[WHAT TO PRODUCE] Write the data out again exactly, dropping any images it holds.

[RECORDS SHOWN]
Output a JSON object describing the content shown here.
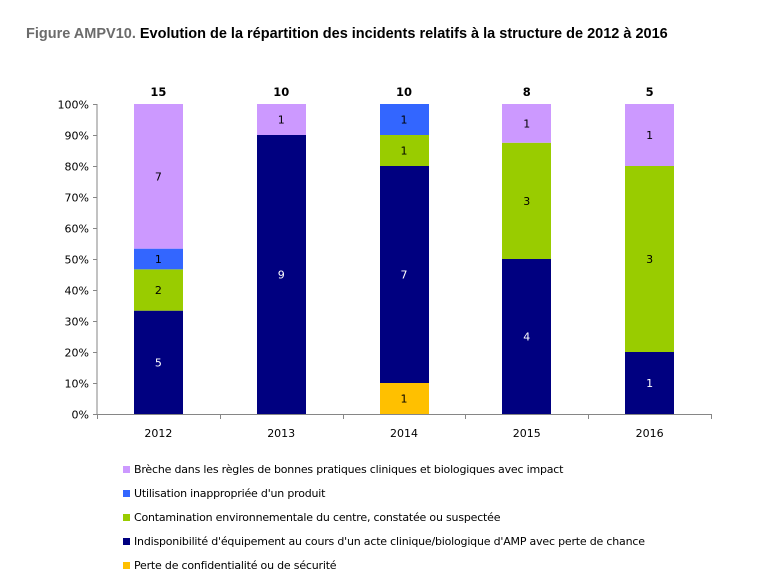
{
  "title": {
    "prefix": "Figure AMPV10.",
    "text": "Evolution de la répartition des incidents relatifs à la structure de 2012 à 2016"
  },
  "chart_data": {
    "type": "bar",
    "stacked": "percent",
    "title": "Figure AMPV10. Evolution de la répartition des incidents relatifs à la structure de 2012 à 2016",
    "xlabel": "",
    "ylabel": "",
    "ylim": [
      0,
      100
    ],
    "yticks": [
      "0%",
      "10%",
      "20%",
      "30%",
      "40%",
      "50%",
      "60%",
      "70%",
      "80%",
      "90%",
      "100%"
    ],
    "grid": false,
    "legend_position": "bottom",
    "categories": [
      "2012",
      "2013",
      "2014",
      "2015",
      "2016"
    ],
    "totals": [
      15,
      10,
      10,
      8,
      5
    ],
    "series": [
      {
        "name": "Perte de confidentialité ou de sécurité",
        "color": "#FFC000",
        "label_color": "#000000",
        "values": [
          0,
          0,
          1,
          0,
          0
        ]
      },
      {
        "name": "Indisponibilité d'équipement au cours d'un acte clinique/biologique d'AMP avec perte de chance",
        "color": "#000080",
        "label_color": "#ffffff",
        "values": [
          5,
          9,
          7,
          4,
          1
        ]
      },
      {
        "name": "Contamination environnementale du centre, constatée ou suspectée",
        "color": "#99CC00",
        "label_color": "#000000",
        "values": [
          2,
          0,
          1,
          3,
          3
        ]
      },
      {
        "name": "Utilisation inappropriée d'un produit",
        "color": "#3366FF",
        "label_color": "#000000",
        "values": [
          1,
          0,
          1,
          0,
          0
        ]
      },
      {
        "name": "Brèche dans les règles de bonnes pratiques cliniques et biologiques avec impact",
        "color": "#CC99FF",
        "label_color": "#000000",
        "values": [
          7,
          1,
          0,
          1,
          1
        ]
      }
    ]
  },
  "legend": {
    "items": [
      {
        "label": "Brèche dans les règles de bonnes pratiques cliniques et biologiques avec impact",
        "color": "#CC99FF"
      },
      {
        "label": "Utilisation inappropriée d'un produit",
        "color": "#3366FF"
      },
      {
        "label": "Contamination environnementale du centre, constatée ou suspectée",
        "color": "#99CC00"
      },
      {
        "label": "Indisponibilité d'équipement au cours d'un acte clinique/biologique d'AMP avec perte de chance",
        "color": "#000080"
      },
      {
        "label": "Perte de confidentialité ou de sécurité",
        "color": "#FFC000"
      }
    ]
  }
}
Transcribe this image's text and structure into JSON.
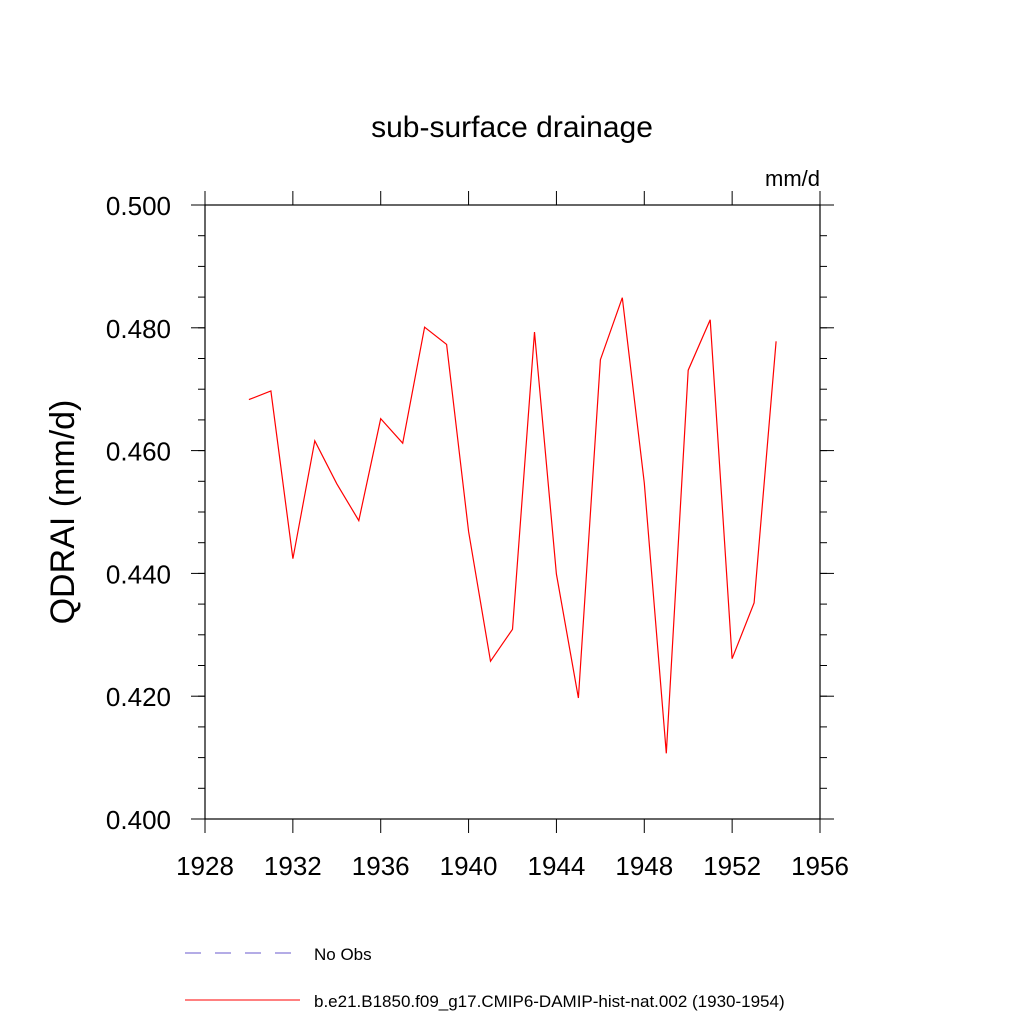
{
  "chart_data": {
    "type": "line",
    "title": "sub-surface drainage",
    "units": "mm/d",
    "ylabel": "QDRAI  (mm/d)",
    "xlabel": "",
    "xlim": [
      1928,
      1956
    ],
    "ylim": [
      0.4,
      0.5
    ],
    "x_ticks": [
      1928,
      1932,
      1936,
      1940,
      1944,
      1948,
      1952,
      1956
    ],
    "x_tick_labels": [
      "1928",
      "1932",
      "1936",
      "1940",
      "1944",
      "1948",
      "1952",
      "1956"
    ],
    "y_ticks": [
      0.4,
      0.42,
      0.44,
      0.46,
      0.48,
      0.5
    ],
    "y_tick_labels": [
      "0.400",
      "0.420",
      "0.440",
      "0.460",
      "0.480",
      "0.500"
    ],
    "grid": false,
    "legend_position": "bottom",
    "series": [
      {
        "name": "No Obs",
        "color": "#6a5acd",
        "dash": "dashed",
        "x": [],
        "values": []
      },
      {
        "name": "b.e21.B1850.f09_g17.CMIP6-DAMIP-hist-nat.002 (1930-1954)",
        "color": "#ff0000",
        "dash": "solid",
        "x": [
          1930,
          1931,
          1932,
          1933,
          1934,
          1935,
          1936,
          1937,
          1938,
          1939,
          1940,
          1941,
          1942,
          1943,
          1944,
          1945,
          1946,
          1947,
          1948,
          1949,
          1950,
          1951,
          1952,
          1953,
          1954
        ],
        "values": [
          0.4683,
          0.4697,
          0.4424,
          0.4616,
          0.4546,
          0.4486,
          0.4652,
          0.4612,
          0.4801,
          0.4773,
          0.4468,
          0.4257,
          0.4309,
          0.4793,
          0.4399,
          0.4197,
          0.4748,
          0.4849,
          0.4547,
          0.4107,
          0.4731,
          0.4813,
          0.4261,
          0.4352,
          0.4778
        ]
      }
    ]
  }
}
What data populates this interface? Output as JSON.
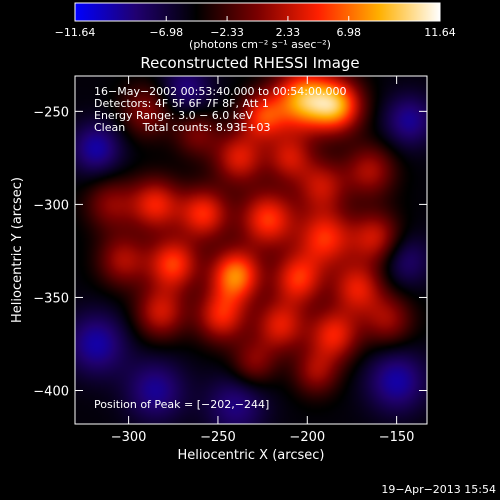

[EXERCISE RESPONSE]
Output a JSON object describing the content shown here.
{
  "title": {
    "prefix": "Figure AMPV10.",
    "text": "Evolution de la répartition des incidents relatifs à la structure de 2012 à 2016"
  },
  "chart_data": {
    "type": "bar",
    "stacked": "percent",
    "title": "Figure AMPV10. Evolution de la répartition des incidents relatifs à la structure de 2012 à 2016",
    "xlabel": "",
    "ylabel": "",
    "ylim": [
      0,
      100
    ],
    "yticks": [
      "0%",
      "10%",
      "20%",
      "30%",
      "40%",
      "50%",
      "60%",
      "70%",
      "80%",
      "90%",
      "100%"
    ],
    "grid": false,
    "legend_position": "bottom",
    "categories": [
      "2012",
      "2013",
      "2014",
      "2015",
      "2016"
    ],
    "totals": [
      15,
      10,
      10,
      8,
      5
    ],
    "series": [
      {
        "name": "Perte de confidentialité ou de sécurité",
        "color": "#FFC000",
        "label_color": "#000000",
        "values": [
          0,
          0,
          1,
          0,
          0
        ]
      },
      {
        "name": "Indisponibilité d'équipement au cours d'un acte clinique/biologique d'AMP avec perte de chance",
        "color": "#000080",
        "label_color": "#ffffff",
        "values": [
          5,
          9,
          7,
          4,
          1
        ]
      },
      {
        "name": "Contamination environnementale du centre, constatée ou suspectée",
        "color": "#99CC00",
        "label_color": "#000000",
        "values": [
          2,
          0,
          1,
          3,
          3
        ]
      },
      {
        "name": "Utilisation inappropriée d'un produit",
        "color": "#3366FF",
        "label_color": "#000000",
        "values": [
          1,
          0,
          1,
          0,
          0
        ]
      },
      {
        "name": "Brèche dans les règles de bonnes pratiques cliniques et biologiques avec impact",
        "color": "#CC99FF",
        "label_color": "#000000",
        "values": [
          7,
          1,
          0,
          1,
          1
        ]
      }
    ]
  },
  "legend": {
    "items": [
      {
        "label": "Brèche dans les règles de bonnes pratiques cliniques et biologiques avec impact",
        "color": "#CC99FF"
      },
      {
        "label": "Utilisation inappropriée d'un produit",
        "color": "#3366FF"
      },
      {
        "label": "Contamination environnementale du centre, constatée ou suspectée",
        "color": "#99CC00"
      },
      {
        "label": "Indisponibilité d'équipement au cours d'un acte clinique/biologique d'AMP avec perte de chance",
        "color": "#000080"
      },
      {
        "label": "Perte de confidentialité ou de sécurité",
        "color": "#FFC000"
      }
    ]
  }
}
Transcribe this image's text and structure into JSON.
{
  "chart_data": {
    "type": "line",
    "title": "sub-surface drainage",
    "units": "mm/d",
    "ylabel": "QDRAI  (mm/d)",
    "xlabel": "",
    "xlim": [
      1928,
      1956
    ],
    "ylim": [
      0.4,
      0.5
    ],
    "x_ticks": [
      1928,
      1932,
      1936,
      1940,
      1944,
      1948,
      1952,
      1956
    ],
    "x_tick_labels": [
      "1928",
      "1932",
      "1936",
      "1940",
      "1944",
      "1948",
      "1952",
      "1956"
    ],
    "y_ticks": [
      0.4,
      0.42,
      0.44,
      0.46,
      0.48,
      0.5
    ],
    "y_tick_labels": [
      "0.400",
      "0.420",
      "0.440",
      "0.460",
      "0.480",
      "0.500"
    ],
    "grid": false,
    "legend_position": "bottom",
    "series": [
      {
        "name": "No Obs",
        "color": "#6a5acd",
        "dash": "dashed",
        "x": [],
        "values": []
      },
      {
        "name": "b.e21.B1850.f09_g17.CMIP6-DAMIP-hist-nat.002 (1930-1954)",
        "color": "#ff0000",
        "dash": "solid",
        "x": [
          1930,
          1931,
          1932,
          1933,
          1934,
          1935,
          1936,
          1937,
          1938,
          1939,
          1940,
          1941,
          1942,
          1943,
          1944,
          1945,
          1946,
          1947,
          1948,
          1949,
          1950,
          1951,
          1952,
          1953,
          1954
        ],
        "values": [
          0.4683,
          0.4697,
          0.4424,
          0.4616,
          0.4546,
          0.4486,
          0.4652,
          0.4612,
          0.4801,
          0.4773,
          0.4468,
          0.4257,
          0.4309,
          0.4793,
          0.4399,
          0.4197,
          0.4748,
          0.4849,
          0.4547,
          0.4107,
          0.4731,
          0.4813,
          0.4261,
          0.4352,
          0.4778
        ]
      }
    ]
  }
}
What data populates this interface? Output as JSON.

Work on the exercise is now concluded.